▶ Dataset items
····················

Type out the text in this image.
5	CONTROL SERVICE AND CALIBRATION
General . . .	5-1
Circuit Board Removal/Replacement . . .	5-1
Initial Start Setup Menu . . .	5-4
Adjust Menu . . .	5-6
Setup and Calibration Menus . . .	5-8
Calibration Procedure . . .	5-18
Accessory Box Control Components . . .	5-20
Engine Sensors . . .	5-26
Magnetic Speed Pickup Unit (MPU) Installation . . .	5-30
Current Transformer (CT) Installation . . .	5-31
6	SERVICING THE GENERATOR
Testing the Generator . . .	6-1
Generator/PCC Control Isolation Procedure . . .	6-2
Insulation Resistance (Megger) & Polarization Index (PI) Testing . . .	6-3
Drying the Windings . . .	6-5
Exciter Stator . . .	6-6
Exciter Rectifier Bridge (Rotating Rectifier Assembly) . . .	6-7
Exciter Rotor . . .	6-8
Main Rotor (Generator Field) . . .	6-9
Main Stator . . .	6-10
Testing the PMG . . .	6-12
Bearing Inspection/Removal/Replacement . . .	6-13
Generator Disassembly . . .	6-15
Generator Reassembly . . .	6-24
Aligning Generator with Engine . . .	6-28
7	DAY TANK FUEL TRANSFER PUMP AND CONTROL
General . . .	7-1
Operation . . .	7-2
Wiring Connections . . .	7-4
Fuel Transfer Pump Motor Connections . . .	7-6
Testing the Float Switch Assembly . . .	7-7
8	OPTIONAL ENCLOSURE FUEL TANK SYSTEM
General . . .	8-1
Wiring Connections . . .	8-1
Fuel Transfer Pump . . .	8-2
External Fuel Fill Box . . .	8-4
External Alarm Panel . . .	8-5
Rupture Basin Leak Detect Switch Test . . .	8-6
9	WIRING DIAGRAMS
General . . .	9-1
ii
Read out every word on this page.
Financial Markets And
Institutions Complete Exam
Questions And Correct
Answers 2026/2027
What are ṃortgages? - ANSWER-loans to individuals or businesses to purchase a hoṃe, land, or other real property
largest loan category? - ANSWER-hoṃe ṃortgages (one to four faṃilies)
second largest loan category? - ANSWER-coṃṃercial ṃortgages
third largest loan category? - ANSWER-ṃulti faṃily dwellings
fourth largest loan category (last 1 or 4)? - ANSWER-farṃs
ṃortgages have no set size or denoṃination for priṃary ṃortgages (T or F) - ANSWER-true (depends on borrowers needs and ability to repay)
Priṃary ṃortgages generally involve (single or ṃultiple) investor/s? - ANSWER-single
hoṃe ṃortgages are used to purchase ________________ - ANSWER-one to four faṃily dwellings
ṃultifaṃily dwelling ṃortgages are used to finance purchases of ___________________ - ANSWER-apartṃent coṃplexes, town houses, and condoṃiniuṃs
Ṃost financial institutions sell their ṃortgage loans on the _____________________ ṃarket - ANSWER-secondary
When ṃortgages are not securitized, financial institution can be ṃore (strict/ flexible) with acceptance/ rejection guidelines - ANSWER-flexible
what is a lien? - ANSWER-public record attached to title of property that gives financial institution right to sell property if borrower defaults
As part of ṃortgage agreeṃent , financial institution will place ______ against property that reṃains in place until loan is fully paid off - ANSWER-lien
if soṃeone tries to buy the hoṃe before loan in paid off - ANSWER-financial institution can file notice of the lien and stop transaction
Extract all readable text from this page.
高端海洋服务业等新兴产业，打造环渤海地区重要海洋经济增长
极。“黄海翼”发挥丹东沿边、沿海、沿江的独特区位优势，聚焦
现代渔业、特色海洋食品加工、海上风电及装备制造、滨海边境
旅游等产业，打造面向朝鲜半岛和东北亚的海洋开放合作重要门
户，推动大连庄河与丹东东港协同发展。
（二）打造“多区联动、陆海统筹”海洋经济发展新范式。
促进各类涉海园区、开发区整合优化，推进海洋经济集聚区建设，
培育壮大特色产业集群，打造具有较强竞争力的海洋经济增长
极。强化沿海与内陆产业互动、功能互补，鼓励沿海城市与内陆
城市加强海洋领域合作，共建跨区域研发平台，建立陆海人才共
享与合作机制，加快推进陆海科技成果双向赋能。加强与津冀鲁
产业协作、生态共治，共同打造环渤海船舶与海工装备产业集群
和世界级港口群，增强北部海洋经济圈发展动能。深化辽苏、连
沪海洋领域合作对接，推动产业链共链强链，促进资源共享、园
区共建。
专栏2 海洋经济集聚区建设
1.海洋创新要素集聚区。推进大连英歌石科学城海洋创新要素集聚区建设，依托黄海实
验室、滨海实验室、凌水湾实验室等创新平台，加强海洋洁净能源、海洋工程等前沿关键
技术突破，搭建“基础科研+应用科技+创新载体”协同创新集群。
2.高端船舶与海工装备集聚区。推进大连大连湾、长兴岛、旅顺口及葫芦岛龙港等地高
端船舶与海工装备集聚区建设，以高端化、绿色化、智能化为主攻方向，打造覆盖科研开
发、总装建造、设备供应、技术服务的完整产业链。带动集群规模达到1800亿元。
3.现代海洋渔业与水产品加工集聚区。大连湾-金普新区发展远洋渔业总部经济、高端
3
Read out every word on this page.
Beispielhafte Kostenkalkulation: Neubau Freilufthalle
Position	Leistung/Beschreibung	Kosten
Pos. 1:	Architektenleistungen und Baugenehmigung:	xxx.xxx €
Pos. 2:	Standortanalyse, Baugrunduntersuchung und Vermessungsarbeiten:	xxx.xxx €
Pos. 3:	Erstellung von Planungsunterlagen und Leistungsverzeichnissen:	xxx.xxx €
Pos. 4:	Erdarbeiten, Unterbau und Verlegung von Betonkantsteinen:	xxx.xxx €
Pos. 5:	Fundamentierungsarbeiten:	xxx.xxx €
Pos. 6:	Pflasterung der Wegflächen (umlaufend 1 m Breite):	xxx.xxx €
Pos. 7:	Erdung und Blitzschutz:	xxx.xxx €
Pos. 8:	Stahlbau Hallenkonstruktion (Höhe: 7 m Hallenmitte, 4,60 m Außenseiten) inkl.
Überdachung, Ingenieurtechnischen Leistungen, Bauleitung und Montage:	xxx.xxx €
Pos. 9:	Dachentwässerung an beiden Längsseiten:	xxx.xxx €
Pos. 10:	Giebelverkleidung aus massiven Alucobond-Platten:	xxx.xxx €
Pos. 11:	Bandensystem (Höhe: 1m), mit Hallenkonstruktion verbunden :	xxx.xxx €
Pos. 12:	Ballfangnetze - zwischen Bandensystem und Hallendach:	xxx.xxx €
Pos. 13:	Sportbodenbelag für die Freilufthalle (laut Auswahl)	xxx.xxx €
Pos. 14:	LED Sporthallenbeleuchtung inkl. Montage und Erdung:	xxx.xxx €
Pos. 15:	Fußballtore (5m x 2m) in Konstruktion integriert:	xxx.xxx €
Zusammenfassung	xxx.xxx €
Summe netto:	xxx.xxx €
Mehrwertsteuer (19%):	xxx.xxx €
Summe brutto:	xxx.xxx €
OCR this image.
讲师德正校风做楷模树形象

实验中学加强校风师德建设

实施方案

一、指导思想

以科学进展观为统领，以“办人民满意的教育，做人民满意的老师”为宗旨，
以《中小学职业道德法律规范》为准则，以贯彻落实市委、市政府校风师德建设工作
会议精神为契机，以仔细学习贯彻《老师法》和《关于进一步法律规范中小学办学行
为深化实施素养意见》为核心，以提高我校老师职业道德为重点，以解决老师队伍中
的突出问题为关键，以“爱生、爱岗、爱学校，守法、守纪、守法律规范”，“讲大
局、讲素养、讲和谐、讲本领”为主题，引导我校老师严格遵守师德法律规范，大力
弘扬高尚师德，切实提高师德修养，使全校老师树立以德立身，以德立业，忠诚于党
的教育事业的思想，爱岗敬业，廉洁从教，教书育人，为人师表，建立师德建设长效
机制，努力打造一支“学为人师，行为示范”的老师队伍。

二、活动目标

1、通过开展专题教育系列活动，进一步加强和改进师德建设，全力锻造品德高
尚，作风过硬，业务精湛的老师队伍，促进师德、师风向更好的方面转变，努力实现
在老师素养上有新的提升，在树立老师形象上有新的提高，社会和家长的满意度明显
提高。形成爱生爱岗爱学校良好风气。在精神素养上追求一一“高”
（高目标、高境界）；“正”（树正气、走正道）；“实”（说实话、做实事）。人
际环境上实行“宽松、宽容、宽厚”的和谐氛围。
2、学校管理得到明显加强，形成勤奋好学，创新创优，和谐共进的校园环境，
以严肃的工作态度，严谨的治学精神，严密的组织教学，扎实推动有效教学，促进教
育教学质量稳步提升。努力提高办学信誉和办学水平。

····················

▶ WORK REQUIRED
Using the records above, copy each line that contains "Freilufthalle".

▶ RESPONSE
Beispielhafte Kostenkalkulation: Neubau Freilufthalle
Pos. 13:	Sportbodenbelag für die Freilufthalle (laut Auswahl)	xxx.xxx €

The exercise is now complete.